Rows:
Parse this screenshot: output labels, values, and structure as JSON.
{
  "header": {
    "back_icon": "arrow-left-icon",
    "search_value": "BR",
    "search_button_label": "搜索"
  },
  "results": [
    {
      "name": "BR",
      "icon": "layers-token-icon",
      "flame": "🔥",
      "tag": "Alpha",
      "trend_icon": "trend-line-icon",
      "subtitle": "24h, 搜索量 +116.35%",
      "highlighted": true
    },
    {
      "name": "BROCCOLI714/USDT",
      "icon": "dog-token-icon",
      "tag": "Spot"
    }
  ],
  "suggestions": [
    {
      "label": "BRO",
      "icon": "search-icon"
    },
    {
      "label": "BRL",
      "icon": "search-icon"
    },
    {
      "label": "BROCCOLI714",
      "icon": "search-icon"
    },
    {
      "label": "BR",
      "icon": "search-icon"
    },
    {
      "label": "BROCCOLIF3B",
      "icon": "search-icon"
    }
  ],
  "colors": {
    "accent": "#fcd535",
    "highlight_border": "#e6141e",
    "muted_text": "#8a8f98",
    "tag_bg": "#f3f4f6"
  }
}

What is needed: The entries above must be returned in full, exactly as shown.

Complete answer:
Parse this screenshot: output labels, values, and structure as JSON.
{
  "header": {
    "back_icon": "arrow-left-icon",
    "search_value": "BR",
    "search_button_label": "搜索"
  },
  "results": [
    {
      "name": "BR",
      "icon": "layers-token-icon",
      "flame": "🔥",
      "tag": "Alpha",
      "trend_icon": "trend-line-icon",
      "subtitle": "24h, 搜索量 +116.35%",
      "highlighted": true
    },
    {
      "name": "BROCCOLI714/USDT",
      "icon": "dog-token-icon",
      "tag": "Spot"
    }
  ],
  "suggestions": [
    {
      "label": "BRO",
      "icon": "search-icon"
    },
    {
      "label": "BRL",
      "icon": "search-icon"
    },
    {
      "label": "BROCCOLI714",
      "icon": "search-icon"
    },
    {
      "label": "BR",
      "icon": "search-icon"
    },
    {
      "label": "BROCCOLIF3B",
      "icon": "search-icon"
    }
  ],
  "colors": {
    "accent": "#fcd535",
    "highlight_border": "#e6141e",
    "muted_text": "#8a8f98",
    "tag_bg": "#f3f4f6"
  }
}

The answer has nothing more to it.